*Requirement 1*:
In the thread about rusty rail, what separates the bike trail from the active trackage?

# Rusty Rail - Time to Clean



## Pete Chimney (Jan 12, 2008)

I have often wondered how long it would take, i.e. number of trains or cars, to remove a medium layer of rust from unused rails.

Is there any data or does anyone have experience on how fast rust is removed by passing wheels on a train?

Thanks.


----------



## Burl (Jan 2, 2008)

I live near two shortlines, and I have noticed even short, infrequent trains leave a shine on the rail head. Maybe if you could ever get a heads up on a movement, you could do a before and after comparison.


----------



## Dave Meashey (Jan 2, 2008)

Pete;

Also, if there is any kind of a grade, then the sanders will come into use. That will add a shine in a hurry. But I have noticed that any kind of train traffic tends to shine the rail heads. Lighter vehicles such as hi-rails and speeders may not add much of a shine.

Regards,
David Meashey


----------



## Mike Toney (Feb 25, 2009)

In G scale, if I let my battery powered train run most of the day, I will start to get shiny spots on the weathered brass rail heads. Mostly in the curves first, which are R1, but in the straight sections as well, never full polishes the railhead like real trains, but it will over time. If G scale had the weight to wheel tread width ratio that real trains did, the rails would probably polish up faster. With real trains, even just a light engine will put a slight shine to the rail as it goes along. Mike


----------



## Tom Lapointe (Jan 2, 2008)

*If the rail's shiny, the line is BUSY!*

This time of year, I typically do a 22 ~ 24 mile bike ride workout twice a week on the Blackstone Valley Bike Trail in RI; the Woonsocket, RI end of the trail is a 20-minute drive from where I work in Franklin, MA. For about half the trail's length, it parallel's Providence & Worcester's mainline; at one point, a grade crossing for the entrance to the Woonsocket Water Treatment plant narrows the distance between the P&W main & the bike trail to maybe 10 feet (for most of the time it parallels the P& W, the distance varies between 20 ~ 30 feet). The P&W rail is VERY shiny! - I think they run every day or nearly so (although I think most rail traffic there is after dark). The P&W track is jointed rail but very well maintained, frequently see new replaced ties on rides (think they're allowed up to 45 MPH). An 8-foot high chain link fence separates the bike trail from the active trackage. At one point where the P&W crosses the Blackstone River on a plate-girder bridge, the bike trail crosses on a bike bridge built on existing granite piers that were left in place when the New Haven single-tracked the formerly double-tracked P&W main in the 1950's when the P&W was under lease to the New Haven. Just south of the parallel bridges, the bike trail crosses the P&W at grade, complete with a rubber crossing & its own dedicated flashers & gates. I've had a few occasions where I wound up riding parallel to 30 to 100+ car P&W freights pulled by up to 5 units (interestingly including offline locos from Norfolk Southern & CP - 6 axle modern GE's, along with some of P&W's 4-axle GE's!). I get my exercise & railfanning in at the same time! 

 Tom


----------

*Data in this exercise*:
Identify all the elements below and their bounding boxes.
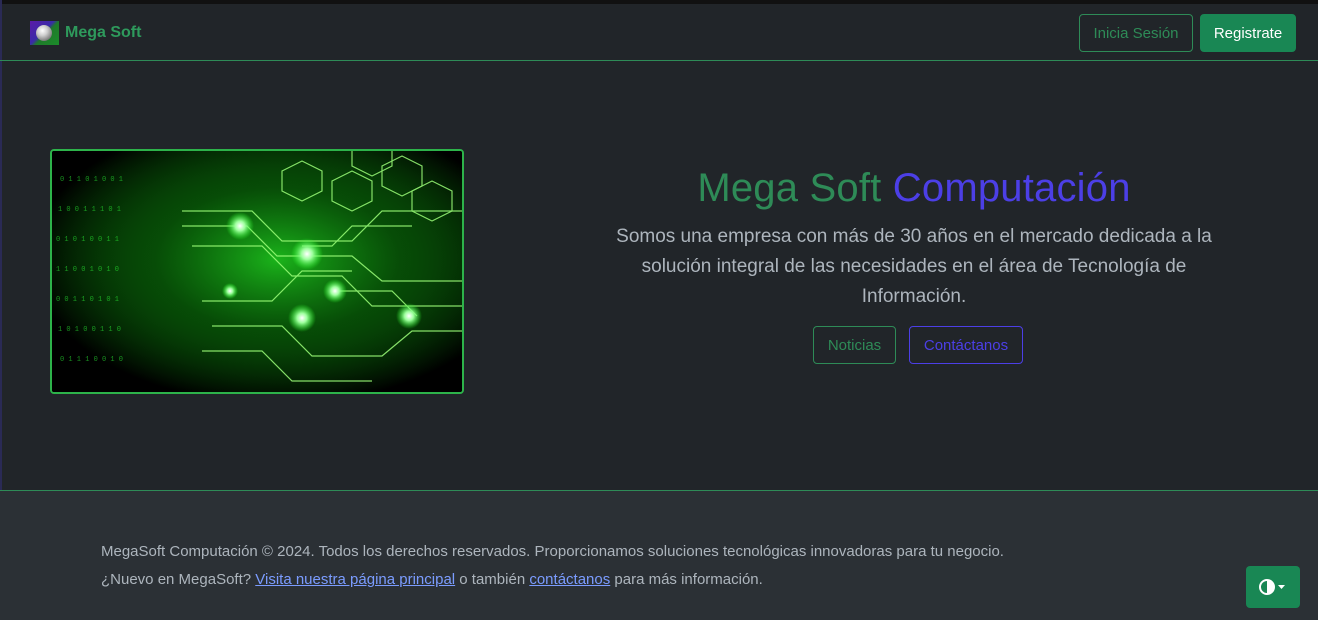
megasoft-logo-icon: [30, 21, 59, 45]
login-button[interactable]: Inicia Sesión: [1079, 14, 1193, 52]
brand-name: Mega Soft: [65, 24, 142, 41]
svg-text:1 1 0 0 1 0 1 0: 1 1 0 0 1 0 1 0: [56, 266, 119, 274]
svg-text:0 0 1 1 0 1 0 1: 0 0 1 1 0 1 0 1: [56, 296, 119, 304]
contrast-icon: [1259, 579, 1285, 595]
svg-text:0 1 1 0 1 0 0 1: 0 1 1 0 1 0 0 1: [60, 176, 123, 184]
footer-middle: o también: [455, 571, 530, 588]
circuit-board-image: 0 1 1 0 1 0 0 1 1 0 0 1 1 1 0 1 0 1 0 1 …: [50, 149, 464, 394]
hero-title-brand: Mega Soft: [697, 166, 882, 210]
footer-copyright: MegaSoft Computación © 2024. Todos los d…: [101, 543, 1004, 560]
footer-links-line: ¿Nuevo en MegaSoft? Visita nuestra págin…: [101, 571, 763, 588]
theme-toggle-button[interactable]: [1246, 566, 1300, 608]
hero-title-highlight: Computación: [892, 166, 1131, 210]
navbar: Mega Soft Inicia Sesión Registrate: [0, 4, 1318, 61]
main-page-link[interactable]: Visita nuestra página principal: [255, 571, 455, 588]
hero-title: Mega Soft Computación: [600, 166, 1228, 211]
footer-suffix: para más información.: [610, 571, 763, 588]
news-button[interactable]: Noticias: [813, 326, 896, 364]
svg-text:1 0 0 1 1 1 0 1: 1 0 0 1 1 1 0 1: [58, 206, 121, 214]
brand-link[interactable]: Mega Soft: [30, 21, 141, 45]
footer-prefix: ¿Nuevo en MegaSoft?: [101, 571, 256, 588]
svg-text:0 1 0 1 0 0 1 1: 0 1 0 1 0 0 1 1: [56, 236, 119, 244]
contact-button[interactable]: Contáctanos: [909, 326, 1023, 364]
footer: MegaSoft Computación © 2024. Todos los d…: [0, 490, 1318, 620]
contact-link[interactable]: contáctanos: [529, 571, 610, 588]
svg-text:1 0 1 0 0 1 1 0: 1 0 1 0 0 1 1 0: [58, 326, 121, 334]
svg-text:0 1 1 1 0 0 1 0: 0 1 1 1 0 0 1 0: [60, 356, 123, 364]
register-button[interactable]: Registrate: [1200, 14, 1296, 52]
hero-description: Somos una empresa con más de 30 años en …: [616, 226, 1212, 307]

*Requirement 2*:
Rewrite only the entries between the lines holding "megasoft-logo-icon: [30, 21, 59, 45]" and "footer-copyright: MegaSoft Computación", inclusive, with "svg-text" changed to "svg-label" and everything else left as is.

*Exercise answer 1*:
An 8-foot high chain link fence.

*Exercise answer 2*:
megasoft-logo-icon: [30, 21, 59, 45]
login-button[interactable]: Inicia Sesión: [1079, 14, 1193, 52]
brand-name: Mega Soft: [65, 24, 142, 41]
svg-label:1 1 0 0 1 0 1 0: 1 1 0 0 1 0 1 0: [56, 266, 119, 274]
svg-label:0 0 1 1 0 1 0 1: 0 0 1 1 0 1 0 1: [56, 296, 119, 304]
contrast-icon: [1259, 579, 1285, 595]
svg-label:0 1 1 0 1 0 0 1: 0 1 1 0 1 0 0 1: [60, 176, 123, 184]
footer-middle: o también: [455, 571, 530, 588]
circuit-board-image: 0 1 1 0 1 0 0 1 1 0 0 1 1 1 0 1 0 1 0 1 …: [50, 149, 464, 394]
hero-title-brand: Mega Soft: [697, 166, 882, 210]
footer-copyright: MegaSoft Computación © 2024. Todos los d…: [101, 543, 1004, 560]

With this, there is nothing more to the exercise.